--- Begin Given entries ---
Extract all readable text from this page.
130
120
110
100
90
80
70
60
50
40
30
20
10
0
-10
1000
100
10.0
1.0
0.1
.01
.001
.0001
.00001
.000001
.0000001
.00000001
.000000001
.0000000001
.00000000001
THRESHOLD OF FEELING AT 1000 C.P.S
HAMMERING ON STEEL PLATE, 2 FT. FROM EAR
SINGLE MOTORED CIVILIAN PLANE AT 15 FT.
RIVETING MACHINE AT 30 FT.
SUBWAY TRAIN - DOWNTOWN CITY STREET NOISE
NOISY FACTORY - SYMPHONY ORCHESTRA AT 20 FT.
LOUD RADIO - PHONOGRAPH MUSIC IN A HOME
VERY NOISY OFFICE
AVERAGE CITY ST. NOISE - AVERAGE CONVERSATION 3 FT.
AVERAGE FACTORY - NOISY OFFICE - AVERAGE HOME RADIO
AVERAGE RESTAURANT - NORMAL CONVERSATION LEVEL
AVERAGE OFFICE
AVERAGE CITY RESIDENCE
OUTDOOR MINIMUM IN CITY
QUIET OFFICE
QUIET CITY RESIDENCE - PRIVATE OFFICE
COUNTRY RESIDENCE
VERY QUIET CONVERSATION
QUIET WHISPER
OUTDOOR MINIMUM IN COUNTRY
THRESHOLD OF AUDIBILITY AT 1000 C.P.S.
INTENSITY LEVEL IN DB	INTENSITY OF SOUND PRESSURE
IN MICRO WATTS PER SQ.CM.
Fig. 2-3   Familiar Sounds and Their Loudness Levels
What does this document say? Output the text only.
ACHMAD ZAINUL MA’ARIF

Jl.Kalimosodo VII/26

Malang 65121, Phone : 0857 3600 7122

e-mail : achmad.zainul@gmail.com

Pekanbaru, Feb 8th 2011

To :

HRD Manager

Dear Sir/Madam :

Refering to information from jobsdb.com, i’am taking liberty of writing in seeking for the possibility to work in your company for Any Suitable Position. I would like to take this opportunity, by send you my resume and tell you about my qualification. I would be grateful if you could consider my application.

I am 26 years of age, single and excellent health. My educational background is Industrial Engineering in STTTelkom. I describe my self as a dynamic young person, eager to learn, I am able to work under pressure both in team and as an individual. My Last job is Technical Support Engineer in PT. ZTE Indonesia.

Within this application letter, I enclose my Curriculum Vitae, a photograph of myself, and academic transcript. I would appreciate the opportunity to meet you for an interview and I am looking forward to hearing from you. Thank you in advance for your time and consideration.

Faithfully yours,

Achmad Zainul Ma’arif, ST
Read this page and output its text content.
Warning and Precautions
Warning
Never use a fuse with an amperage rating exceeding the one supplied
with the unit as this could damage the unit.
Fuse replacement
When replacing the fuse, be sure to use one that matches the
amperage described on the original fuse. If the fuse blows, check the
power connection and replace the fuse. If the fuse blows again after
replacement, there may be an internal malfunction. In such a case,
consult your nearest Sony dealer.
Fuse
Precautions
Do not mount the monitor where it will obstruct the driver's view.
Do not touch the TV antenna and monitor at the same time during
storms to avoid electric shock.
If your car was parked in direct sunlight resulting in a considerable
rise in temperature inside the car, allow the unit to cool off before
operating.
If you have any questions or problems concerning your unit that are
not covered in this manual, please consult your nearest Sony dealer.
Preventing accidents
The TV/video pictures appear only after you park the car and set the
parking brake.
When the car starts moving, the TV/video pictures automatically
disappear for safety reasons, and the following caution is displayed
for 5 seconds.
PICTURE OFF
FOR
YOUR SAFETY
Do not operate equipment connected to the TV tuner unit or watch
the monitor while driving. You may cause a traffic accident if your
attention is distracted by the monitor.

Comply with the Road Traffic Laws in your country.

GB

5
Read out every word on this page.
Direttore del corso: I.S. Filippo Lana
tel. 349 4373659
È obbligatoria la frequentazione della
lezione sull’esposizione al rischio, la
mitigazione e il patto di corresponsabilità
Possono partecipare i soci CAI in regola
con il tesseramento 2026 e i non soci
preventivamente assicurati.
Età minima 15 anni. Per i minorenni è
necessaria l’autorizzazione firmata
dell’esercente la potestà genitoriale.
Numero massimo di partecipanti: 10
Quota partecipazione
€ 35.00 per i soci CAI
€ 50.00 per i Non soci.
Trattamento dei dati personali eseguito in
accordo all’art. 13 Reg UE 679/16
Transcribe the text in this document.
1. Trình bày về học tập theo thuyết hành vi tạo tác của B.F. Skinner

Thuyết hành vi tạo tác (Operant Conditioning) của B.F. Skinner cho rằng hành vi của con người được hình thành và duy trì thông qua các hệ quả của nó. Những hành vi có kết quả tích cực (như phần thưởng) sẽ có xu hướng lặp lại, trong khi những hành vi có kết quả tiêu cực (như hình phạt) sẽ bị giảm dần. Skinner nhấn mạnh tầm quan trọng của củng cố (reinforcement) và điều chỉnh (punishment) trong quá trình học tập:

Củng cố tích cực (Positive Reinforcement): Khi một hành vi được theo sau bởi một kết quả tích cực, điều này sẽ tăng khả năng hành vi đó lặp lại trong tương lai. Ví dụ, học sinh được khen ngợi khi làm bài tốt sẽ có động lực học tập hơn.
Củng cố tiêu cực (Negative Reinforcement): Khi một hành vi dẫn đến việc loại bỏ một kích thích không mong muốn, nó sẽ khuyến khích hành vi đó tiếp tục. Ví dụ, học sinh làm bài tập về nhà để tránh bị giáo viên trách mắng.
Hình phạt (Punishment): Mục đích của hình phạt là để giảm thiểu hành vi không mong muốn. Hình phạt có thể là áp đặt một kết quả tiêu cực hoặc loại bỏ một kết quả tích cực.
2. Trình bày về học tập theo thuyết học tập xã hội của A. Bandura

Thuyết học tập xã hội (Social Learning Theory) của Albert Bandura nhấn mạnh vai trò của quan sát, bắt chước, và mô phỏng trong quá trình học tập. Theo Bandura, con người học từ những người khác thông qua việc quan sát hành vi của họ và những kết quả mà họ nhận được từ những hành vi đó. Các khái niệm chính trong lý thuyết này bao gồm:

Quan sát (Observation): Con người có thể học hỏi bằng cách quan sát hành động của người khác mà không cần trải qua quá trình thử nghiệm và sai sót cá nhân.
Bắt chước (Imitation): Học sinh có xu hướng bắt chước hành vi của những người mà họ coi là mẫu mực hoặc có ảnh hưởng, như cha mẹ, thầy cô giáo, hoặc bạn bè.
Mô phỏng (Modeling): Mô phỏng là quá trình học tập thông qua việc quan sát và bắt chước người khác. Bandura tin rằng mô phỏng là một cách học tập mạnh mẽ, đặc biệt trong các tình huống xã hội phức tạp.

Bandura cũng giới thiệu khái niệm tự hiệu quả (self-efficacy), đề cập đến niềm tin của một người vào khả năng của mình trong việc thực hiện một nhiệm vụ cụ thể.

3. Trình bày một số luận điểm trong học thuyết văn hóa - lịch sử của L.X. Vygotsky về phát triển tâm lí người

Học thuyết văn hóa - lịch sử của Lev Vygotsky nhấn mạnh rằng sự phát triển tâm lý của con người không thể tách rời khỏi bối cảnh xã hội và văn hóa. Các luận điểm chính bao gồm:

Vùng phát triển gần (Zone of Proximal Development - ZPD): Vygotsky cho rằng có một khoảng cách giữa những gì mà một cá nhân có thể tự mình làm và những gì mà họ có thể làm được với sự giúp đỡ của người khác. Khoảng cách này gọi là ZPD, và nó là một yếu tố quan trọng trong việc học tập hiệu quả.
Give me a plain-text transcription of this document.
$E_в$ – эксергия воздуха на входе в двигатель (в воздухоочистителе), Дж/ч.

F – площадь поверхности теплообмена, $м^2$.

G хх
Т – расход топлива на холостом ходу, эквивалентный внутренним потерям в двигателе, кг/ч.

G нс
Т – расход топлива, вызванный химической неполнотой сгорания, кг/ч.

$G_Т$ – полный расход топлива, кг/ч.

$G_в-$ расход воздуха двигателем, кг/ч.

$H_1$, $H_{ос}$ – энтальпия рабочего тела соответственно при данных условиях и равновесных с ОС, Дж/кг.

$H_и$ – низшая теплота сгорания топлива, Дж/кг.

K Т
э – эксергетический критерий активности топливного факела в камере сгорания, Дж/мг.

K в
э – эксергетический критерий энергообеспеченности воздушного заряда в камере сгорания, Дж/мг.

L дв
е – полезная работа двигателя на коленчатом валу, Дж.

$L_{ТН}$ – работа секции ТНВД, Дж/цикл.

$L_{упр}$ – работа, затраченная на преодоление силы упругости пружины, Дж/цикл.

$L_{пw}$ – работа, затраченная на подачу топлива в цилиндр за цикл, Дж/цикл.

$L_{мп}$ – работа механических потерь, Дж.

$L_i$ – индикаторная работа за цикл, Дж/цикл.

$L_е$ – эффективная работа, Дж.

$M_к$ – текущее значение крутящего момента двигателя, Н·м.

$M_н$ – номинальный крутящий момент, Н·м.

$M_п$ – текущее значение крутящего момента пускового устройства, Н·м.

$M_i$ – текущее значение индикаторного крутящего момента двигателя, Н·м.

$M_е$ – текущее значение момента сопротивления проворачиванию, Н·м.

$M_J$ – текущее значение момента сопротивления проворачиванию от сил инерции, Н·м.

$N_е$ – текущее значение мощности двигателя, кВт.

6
--- End Given entries ---
▶ **Written task**
Go through the preceding material and copy each line that has the word "критерий".

▶ **Exercise answer**
э – эксергетический критерий активности топливного факела в камере сгорания, Дж/мг.
э – эксергетический критерий энергообеспеченности воздушного заряда в камере сгорания, Дж/мг.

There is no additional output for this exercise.